页面正文:
▼
先看一下1.7.16版本中的这部分代码:
// kubernetes/pkg/kubelet/kuberuntime/kuberuntime_manager: 492
func (m *kubeGenericRuntimeManager) computePodContainerChanges(pod *v1.Pod, podStatus *kubecontainer.PodStatus) podContainerSpecChanges {
...
expectedHash := kubecontainer.HashContainer(&container)
containerChanged := containerStatus.Hash != expectedHash
if containerChanged {
message := fmt.Sprintf("Pod %q container %q hash changed (%d vs %d), it will be killed and re-created.",
pod.Name, container.Name, containerStatus.Hash, expectedHash)
glog.Info(message)
changes.ContainersToStart[index] = message
continue
}
...
}
// kubernetes/pkg/kubelet/container/helpers.go: 99
// HashContainer returns the hash of the container. It is used to compare
// the running container with its desired spec.
func HashContainer(container *v1.Container) uint64 {
hash := fnv.New32a()
hashutil.DeepHashObject(hash, *container)
return uint64(hash.Sum32())
}
// kubernetes/pkg/util/hash/hash.go: 28
func DeepHashObject(hasher hash.Hash, objectToWrite interface{}) {
hasher.Reset()
printer := spew.ConfigState{
Indent: " ",
SortKeys: true,
DisableMethods: true,
SpewKeys: true,
}
printer.Fprintf(hasher, "%#v", objectToWrite)
}
再看一下1.9.11中的这部分代码:
// kubernetes/pkg/kubelet/kuberuntime/kuberuntime_manager.go: 522
func (m *kubeGenericRuntimeManager) computePodActions(pod *v1.Pod, podStatus *kubecontainer.PodStatus) podActions {
...
▲
待完成任务:
**A)** 根据页面正文，HashContainer 函数调用哪个函数来创建哈希对象？
**B)** 请原样复制下方各行中从包含“data-label: 100% xyxy=(1131,74,1163,88)”的那一行起、到包含“data-label: 59% xyxy=(1353,177,1378,192)”的那一行为止的部分，两端的行都包括在内。
下方各行与页面正文没有关系。

给定条目:
▼
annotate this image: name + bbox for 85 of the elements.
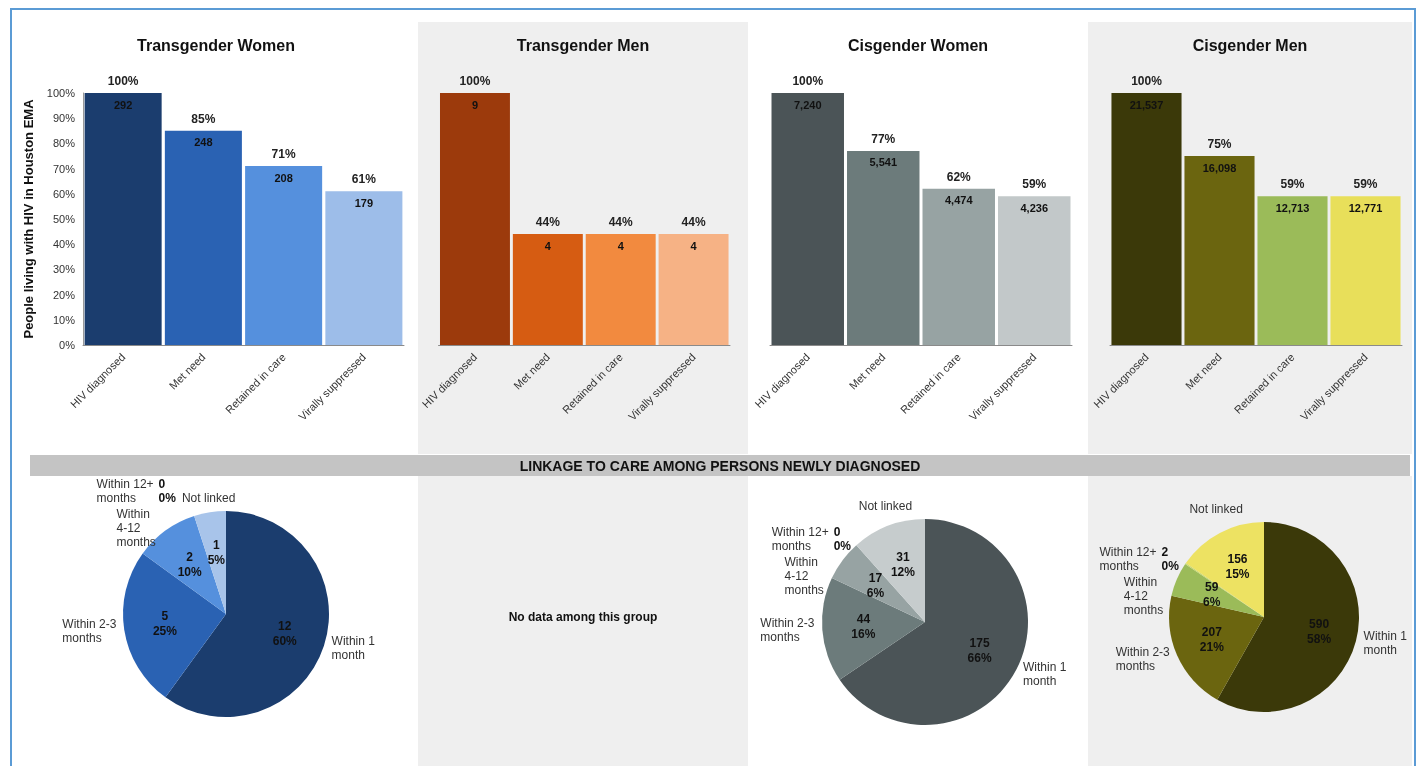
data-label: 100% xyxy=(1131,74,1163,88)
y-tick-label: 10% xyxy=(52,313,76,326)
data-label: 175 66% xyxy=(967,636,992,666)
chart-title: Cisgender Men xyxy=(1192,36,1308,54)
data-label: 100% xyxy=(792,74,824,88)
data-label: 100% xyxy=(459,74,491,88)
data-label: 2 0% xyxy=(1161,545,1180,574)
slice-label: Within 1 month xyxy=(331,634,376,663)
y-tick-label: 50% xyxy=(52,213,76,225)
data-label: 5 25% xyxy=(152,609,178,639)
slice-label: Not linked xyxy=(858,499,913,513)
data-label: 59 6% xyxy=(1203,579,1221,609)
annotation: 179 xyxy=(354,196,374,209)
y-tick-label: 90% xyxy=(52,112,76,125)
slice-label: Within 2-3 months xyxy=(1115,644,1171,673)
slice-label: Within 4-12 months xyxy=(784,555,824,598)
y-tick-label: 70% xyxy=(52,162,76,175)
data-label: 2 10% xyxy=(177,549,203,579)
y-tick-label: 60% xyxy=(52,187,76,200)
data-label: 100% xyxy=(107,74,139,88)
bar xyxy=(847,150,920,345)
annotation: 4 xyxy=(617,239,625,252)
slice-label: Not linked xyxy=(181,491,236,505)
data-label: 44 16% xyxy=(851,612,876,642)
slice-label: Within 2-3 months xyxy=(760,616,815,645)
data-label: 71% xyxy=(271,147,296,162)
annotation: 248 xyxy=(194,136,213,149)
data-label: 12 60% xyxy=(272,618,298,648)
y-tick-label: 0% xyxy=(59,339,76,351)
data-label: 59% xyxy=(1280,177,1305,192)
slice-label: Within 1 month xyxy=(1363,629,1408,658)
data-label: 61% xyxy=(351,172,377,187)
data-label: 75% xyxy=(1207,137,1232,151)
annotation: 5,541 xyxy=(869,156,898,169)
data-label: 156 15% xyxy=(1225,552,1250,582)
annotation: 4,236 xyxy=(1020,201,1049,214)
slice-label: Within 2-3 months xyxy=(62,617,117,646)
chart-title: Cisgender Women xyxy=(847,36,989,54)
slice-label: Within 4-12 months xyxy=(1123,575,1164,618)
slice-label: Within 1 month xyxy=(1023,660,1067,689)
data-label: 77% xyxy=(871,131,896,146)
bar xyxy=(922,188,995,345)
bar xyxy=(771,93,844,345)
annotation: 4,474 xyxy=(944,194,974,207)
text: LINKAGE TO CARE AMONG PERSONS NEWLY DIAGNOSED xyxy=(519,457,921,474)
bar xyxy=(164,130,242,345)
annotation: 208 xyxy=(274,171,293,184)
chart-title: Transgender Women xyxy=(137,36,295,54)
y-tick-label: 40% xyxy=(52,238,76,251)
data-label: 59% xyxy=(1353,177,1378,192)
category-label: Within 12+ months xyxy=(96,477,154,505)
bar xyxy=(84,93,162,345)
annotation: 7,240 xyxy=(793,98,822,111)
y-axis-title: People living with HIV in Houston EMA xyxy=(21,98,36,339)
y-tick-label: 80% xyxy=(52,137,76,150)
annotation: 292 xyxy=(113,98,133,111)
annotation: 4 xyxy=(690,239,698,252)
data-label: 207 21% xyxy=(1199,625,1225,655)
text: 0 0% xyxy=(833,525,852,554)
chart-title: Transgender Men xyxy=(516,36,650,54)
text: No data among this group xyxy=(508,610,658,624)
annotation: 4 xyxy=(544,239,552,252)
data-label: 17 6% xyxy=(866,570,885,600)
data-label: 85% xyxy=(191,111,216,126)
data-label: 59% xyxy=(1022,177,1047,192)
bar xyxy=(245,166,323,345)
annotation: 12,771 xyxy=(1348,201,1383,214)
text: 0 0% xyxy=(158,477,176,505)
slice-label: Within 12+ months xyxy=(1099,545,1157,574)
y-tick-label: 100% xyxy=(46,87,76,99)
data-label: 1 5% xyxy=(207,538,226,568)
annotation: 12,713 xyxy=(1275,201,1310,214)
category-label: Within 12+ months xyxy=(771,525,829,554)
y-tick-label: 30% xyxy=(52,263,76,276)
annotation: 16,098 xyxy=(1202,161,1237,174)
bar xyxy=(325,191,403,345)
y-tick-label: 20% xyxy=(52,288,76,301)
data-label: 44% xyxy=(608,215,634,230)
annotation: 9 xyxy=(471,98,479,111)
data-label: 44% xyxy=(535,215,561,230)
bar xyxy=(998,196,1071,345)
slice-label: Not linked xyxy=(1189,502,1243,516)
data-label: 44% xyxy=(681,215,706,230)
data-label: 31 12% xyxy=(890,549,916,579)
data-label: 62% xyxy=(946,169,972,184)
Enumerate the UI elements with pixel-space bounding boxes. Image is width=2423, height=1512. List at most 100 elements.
▲
书面回答:
**A)** fnv.New32a()

**B)**
data-label: 100% xyxy=(1131,74,1163,88)
y-tick-label: 10% xyxy=(52,313,76,326)
data-label: 175 66% xyxy=(967,636,992,666)
chart-title: Cisgender Men xyxy=(1192,36,1308,54)
data-label: 100% xyxy=(792,74,824,88)
data-label: 100% xyxy=(459,74,491,88)
data-label: 2 0% xyxy=(1161,545,1180,574)
slice-label: Within 1 month xyxy=(331,634,376,663)
y-tick-label: 50% xyxy=(52,213,76,225)
data-label: 5 25% xyxy=(152,609,178,639)
slice-label: Not linked xyxy=(858,499,913,513)
data-label: 59 6% xyxy=(1203,579,1221,609)
annotation: 179 xyxy=(354,196,374,209)
y-tick-label: 90% xyxy=(52,112,76,125)
slice-label: Within 2-3 months xyxy=(1115,644,1171,673)
slice-label: Within 4-12 months xyxy=(784,555,824,598)
y-tick-label: 70% xyxy=(52,162,76,175)
data-label: 2 10% xyxy=(177,549,203,579)
y-tick-label: 60% xyxy=(52,187,76,200)
data-label: 100% xyxy=(107,74,139,88)
bar xyxy=(847,150,920,345)
annotation: 4 xyxy=(617,239,625,252)
slice-label: Not linked xyxy=(181,491,236,505)
data-label: 44 16% xyxy=(851,612,876,642)
slice-label: Within 2-3 months xyxy=(760,616,815,645)
data-label: 71% xyxy=(271,147,296,162)
annotation: 248 xyxy=(194,136,213,149)
data-label: 12 60% xyxy=(272,618,298,648)
y-tick-label: 0% xyxy=(59,339,76,351)
data-label: 59% xyxy=(1280,177,1305,192)
slice-label: Within 1 month xyxy=(1363,629,1408,658)
data-label: 61% xyxy=(351,172,377,187)
data-label: 75% xyxy=(1207,137,1232,151)
annotation: 5,541 xyxy=(869,156,898,169)
data-label: 156 15% xyxy=(1225,552,1250,582)
annotation: 4,236 xyxy=(1020,201,1049,214)
slice-label: Within 2-3 months xyxy=(62,617,117,646)
chart-title: Cisgender Women xyxy=(847,36,989,54)
slice-label: Within 4-12 months xyxy=(1123,575,1164,618)
slice-label: Within 1 month xyxy=(1023,660,1067,689)
data-label: 77% xyxy=(871,131,896,146)
bar xyxy=(922,188,995,345)
bar xyxy=(771,93,844,345)
annotation: 4,474 xyxy=(944,194,974,207)
text: LINKAGE TO CARE AMONG PERSONS NEWLY DIAGNOSED xyxy=(519,457,921,474)
bar xyxy=(164,130,242,345)
annotation: 208 xyxy=(274,171,293,184)
chart-title: Transgender Women xyxy=(137,36,295,54)
y-tick-label: 40% xyxy=(52,238,76,251)
data-label: 59% xyxy=(1353,177,1378,192)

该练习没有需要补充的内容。